Keep the pictures out of the copy and repeat the records exactly.

= = =

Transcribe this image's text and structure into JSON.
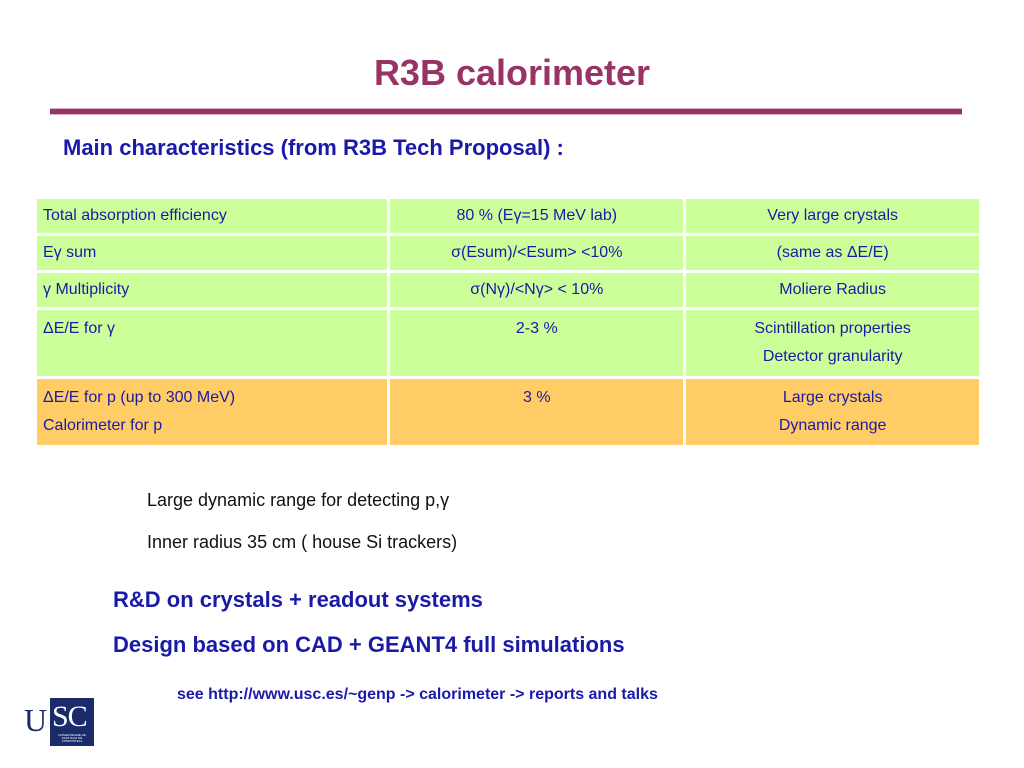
{
  "slide": {
    "title": "R3B calorimeter",
    "subtitle": "Main characteristics (from R3B Tech Proposal)  :"
  },
  "table": {
    "rows": [
      {
        "style": "green",
        "c1": [
          "Total absorption efficiency"
        ],
        "c2": [
          "80 % (Eγ=15 MeV lab)"
        ],
        "c3": [
          "Very large crystals"
        ]
      },
      {
        "style": "green",
        "c1": [
          "Eγ sum"
        ],
        "c2": [
          "σ(Esum)/<Esum>   <10%"
        ],
        "c3": [
          "(same as ΔE/E)"
        ]
      },
      {
        "style": "green",
        "c1": [
          " γ Multiplicity"
        ],
        "c2": [
          "σ(Nγ)/<Nγ>    < 10%"
        ],
        "c3": [
          "Moliere Radius"
        ]
      },
      {
        "style": "green",
        "c1": [
          "ΔE/E for γ"
        ],
        "c2": [
          "2-3 %"
        ],
        "c3": [
          "Scintillation properties",
          "Detector granularity"
        ]
      },
      {
        "style": "orange",
        "c1": [
          "ΔE/E for p (up to 300 MeV)",
          "Calorimeter for p"
        ],
        "c2": [
          "3 %"
        ],
        "c3": [
          "Large crystals",
          "Dynamic range"
        ]
      }
    ]
  },
  "notes": [
    "Large dynamic range for detecting p,γ",
    "Inner radius  35 cm ( house Si trackers)"
  ],
  "highlights": [
    "R&D on crystals + readout systems",
    "Design based on CAD + GEANT4 full simulations"
  ],
  "link": "see http://www.usc.es/~genp ->   calorimeter -> reports and talks",
  "logo": {
    "letters_left": "U",
    "letters_right": "SC",
    "small_text": "UNIVERSIDADE DE SANTIAGO DE COMPOSTELA"
  },
  "colors": {
    "title": "#993366",
    "text_blue": "#1a1aa8",
    "row_green": "#ccff99",
    "row_orange": "#ffcc66",
    "logo_blue": "#1a2b6b"
  }
}
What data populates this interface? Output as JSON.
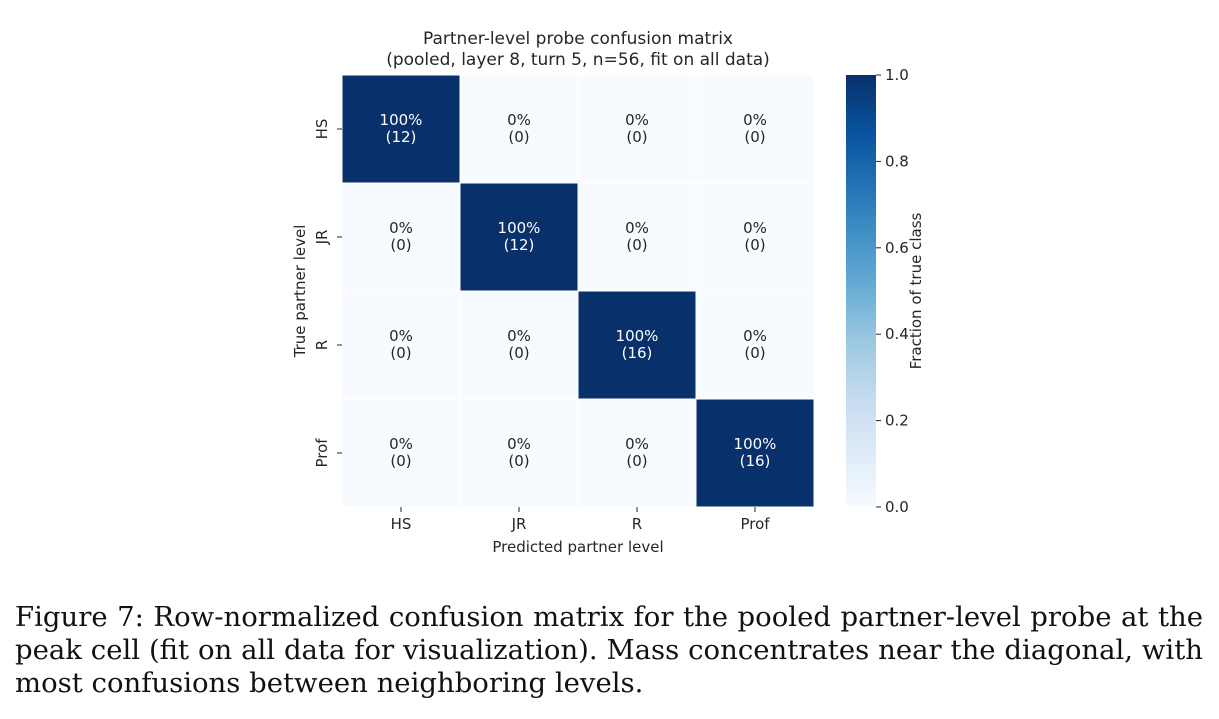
{
  "chart_data": {
    "type": "heatmap",
    "title": "Partner-level probe confusion matrix",
    "subtitle": "(pooled, layer 8, turn 5, n=56, fit on all data)",
    "xlabel": "Predicted partner level",
    "ylabel": "True partner level",
    "x_categories": [
      "HS",
      "JR",
      "R",
      "Prof"
    ],
    "y_categories": [
      "HS",
      "JR",
      "R",
      "Prof"
    ],
    "values": [
      [
        1.0,
        0.0,
        0.0,
        0.0
      ],
      [
        0.0,
        1.0,
        0.0,
        0.0
      ],
      [
        0.0,
        0.0,
        1.0,
        0.0
      ],
      [
        0.0,
        0.0,
        0.0,
        1.0
      ]
    ],
    "counts": [
      [
        12,
        0,
        0,
        0
      ],
      [
        0,
        12,
        0,
        0
      ],
      [
        0,
        0,
        16,
        0
      ],
      [
        0,
        0,
        0,
        16
      ]
    ],
    "cell_labels": [
      [
        [
          "100%",
          "(12)"
        ],
        [
          "0%",
          "(0)"
        ],
        [
          "0%",
          "(0)"
        ],
        [
          "0%",
          "(0)"
        ]
      ],
      [
        [
          "0%",
          "(0)"
        ],
        [
          "100%",
          "(12)"
        ],
        [
          "0%",
          "(0)"
        ],
        [
          "0%",
          "(0)"
        ]
      ],
      [
        [
          "0%",
          "(0)"
        ],
        [
          "0%",
          "(0)"
        ],
        [
          "100%",
          "(16)"
        ],
        [
          "0%",
          "(0)"
        ]
      ],
      [
        [
          "0%",
          "(0)"
        ],
        [
          "0%",
          "(0)"
        ],
        [
          "0%",
          "(0)"
        ],
        [
          "100%",
          "(16)"
        ]
      ]
    ],
    "colorbar": {
      "label": "Fraction of true class",
      "range": [
        0.0,
        1.0
      ],
      "ticks": [
        "0.0",
        "0.2",
        "0.4",
        "0.6",
        "0.8",
        "1.0"
      ],
      "colormap": "Blues",
      "low_color": "#f7fbff",
      "high_color": "#08306b"
    },
    "grid": false,
    "legend": "colorbar-right"
  },
  "caption": {
    "text": "Figure 7: Row-normalized confusion matrix for the pooled partner-level probe at the peak cell (fit on all data for visualization).  Mass concentrates near the diagonal, with most confusions between neighboring levels."
  },
  "colors": {
    "text_dark": "#262626",
    "text_on_dark": "#ffffff",
    "cell_border": "#ffffff",
    "axis": "#262626"
  }
}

= = =

Response:
Transcribe this image's text and structure into JSON.
{
  "slide": {
    "title": "R3B calorimeter",
    "subtitle": "Main characteristics (from R3B Tech Proposal)  :"
  },
  "table": {
    "rows": [
      {
        "style": "green",
        "c1": [
          "Total absorption efficiency"
        ],
        "c2": [
          "80 % (Eγ=15 MeV lab)"
        ],
        "c3": [
          "Very large crystals"
        ]
      },
      {
        "style": "green",
        "c1": [
          "Eγ sum"
        ],
        "c2": [
          "σ(Esum)/<Esum>   <10%"
        ],
        "c3": [
          "(same as ΔE/E)"
        ]
      },
      {
        "style": "green",
        "c1": [
          " γ Multiplicity"
        ],
        "c2": [
          "σ(Nγ)/<Nγ>    < 10%"
        ],
        "c3": [
          "Moliere Radius"
        ]
      },
      {
        "style": "green",
        "c1": [
          "ΔE/E for γ"
        ],
        "c2": [
          "2-3 %"
        ],
        "c3": [
          "Scintillation properties",
          "Detector granularity"
        ]
      },
      {
        "style": "orange",
        "c1": [
          "ΔE/E for p (up to 300 MeV)",
          "Calorimeter for p"
        ],
        "c2": [
          "3 %"
        ],
        "c3": [
          "Large crystals",
          "Dynamic range"
        ]
      }
    ]
  },
  "notes": [
    "Large dynamic range for detecting p,γ",
    "Inner radius  35 cm ( house Si trackers)"
  ],
  "highlights": [
    "R&D on crystals + readout systems",
    "Design based on CAD + GEANT4 full simulations"
  ],
  "link": "see http://www.usc.es/~genp ->   calorimeter -> reports and talks",
  "logo": {
    "letters_left": "U",
    "letters_right": "SC",
    "small_text": "UNIVERSIDADE DE SANTIAGO DE COMPOSTELA"
  },
  "colors": {
    "title": "#993366",
    "text_blue": "#1a1aa8",
    "row_green": "#ccff99",
    "row_orange": "#ffcc66",
    "logo_blue": "#1a2b6b"
  }
}
What data populates this interface? Output as JSON.
{
  "chart_data": {
    "type": "heatmap",
    "title": "Partner-level probe confusion matrix",
    "subtitle": "(pooled, layer 8, turn 5, n=56, fit on all data)",
    "xlabel": "Predicted partner level",
    "ylabel": "True partner level",
    "x_categories": [
      "HS",
      "JR",
      "R",
      "Prof"
    ],
    "y_categories": [
      "HS",
      "JR",
      "R",
      "Prof"
    ],
    "values": [
      [
        1.0,
        0.0,
        0.0,
        0.0
      ],
      [
        0.0,
        1.0,
        0.0,
        0.0
      ],
      [
        0.0,
        0.0,
        1.0,
        0.0
      ],
      [
        0.0,
        0.0,
        0.0,
        1.0
      ]
    ],
    "counts": [
      [
        12,
        0,
        0,
        0
      ],
      [
        0,
        12,
        0,
        0
      ],
      [
        0,
        0,
        16,
        0
      ],
      [
        0,
        0,
        0,
        16
      ]
    ],
    "cell_labels": [
      [
        [
          "100%",
          "(12)"
        ],
        [
          "0%",
          "(0)"
        ],
        [
          "0%",
          "(0)"
        ],
        [
          "0%",
          "(0)"
        ]
      ],
      [
        [
          "0%",
          "(0)"
        ],
        [
          "100%",
          "(12)"
        ],
        [
          "0%",
          "(0)"
        ],
        [
          "0%",
          "(0)"
        ]
      ],
      [
        [
          "0%",
          "(0)"
        ],
        [
          "0%",
          "(0)"
        ],
        [
          "100%",
          "(16)"
        ],
        [
          "0%",
          "(0)"
        ]
      ],
      [
        [
          "0%",
          "(0)"
        ],
        [
          "0%",
          "(0)"
        ],
        [
          "0%",
          "(0)"
        ],
        [
          "100%",
          "(16)"
        ]
      ]
    ],
    "colorbar": {
      "label": "Fraction of true class",
      "range": [
        0.0,
        1.0
      ],
      "ticks": [
        "0.0",
        "0.2",
        "0.4",
        "0.6",
        "0.8",
        "1.0"
      ],
      "colormap": "Blues",
      "low_color": "#f7fbff",
      "high_color": "#08306b"
    },
    "grid": false,
    "legend": "colorbar-right"
  },
  "caption": {
    "text": "Figure 7: Row-normalized confusion matrix for the pooled partner-level probe at the peak cell (fit on all data for visualization).  Mass concentrates near the diagonal, with most confusions between neighboring levels."
  },
  "colors": {
    "text_dark": "#262626",
    "text_on_dark": "#ffffff",
    "cell_border": "#ffffff",
    "axis": "#262626"
  }
}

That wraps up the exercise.